------ Input material

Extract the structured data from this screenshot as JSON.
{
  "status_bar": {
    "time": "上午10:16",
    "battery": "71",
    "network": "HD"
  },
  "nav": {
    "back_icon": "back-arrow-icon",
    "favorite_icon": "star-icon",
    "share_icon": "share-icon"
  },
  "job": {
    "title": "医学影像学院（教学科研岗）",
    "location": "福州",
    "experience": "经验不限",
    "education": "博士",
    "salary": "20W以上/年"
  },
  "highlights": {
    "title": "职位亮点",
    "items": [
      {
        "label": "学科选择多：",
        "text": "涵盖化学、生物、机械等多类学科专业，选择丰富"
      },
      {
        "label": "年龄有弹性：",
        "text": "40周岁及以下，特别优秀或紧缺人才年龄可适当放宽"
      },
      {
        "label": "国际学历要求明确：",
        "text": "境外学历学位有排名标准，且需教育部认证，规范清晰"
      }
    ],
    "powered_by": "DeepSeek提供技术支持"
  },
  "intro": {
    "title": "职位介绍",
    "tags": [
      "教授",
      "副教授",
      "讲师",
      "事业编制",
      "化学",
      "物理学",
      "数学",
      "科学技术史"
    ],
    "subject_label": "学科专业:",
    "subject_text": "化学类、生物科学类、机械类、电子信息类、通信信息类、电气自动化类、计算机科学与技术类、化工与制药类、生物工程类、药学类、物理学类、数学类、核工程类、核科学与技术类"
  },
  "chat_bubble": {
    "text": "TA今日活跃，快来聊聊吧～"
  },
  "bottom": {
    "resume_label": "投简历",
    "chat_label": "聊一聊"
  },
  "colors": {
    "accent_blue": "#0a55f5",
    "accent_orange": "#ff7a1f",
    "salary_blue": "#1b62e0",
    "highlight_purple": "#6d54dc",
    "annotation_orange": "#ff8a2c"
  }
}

------------

Check each line above for "title" and return the ones that have it.

    "title": "医学影像学院（教学科研岗）",
    "title": "职位亮点",
    "title": "职位介绍",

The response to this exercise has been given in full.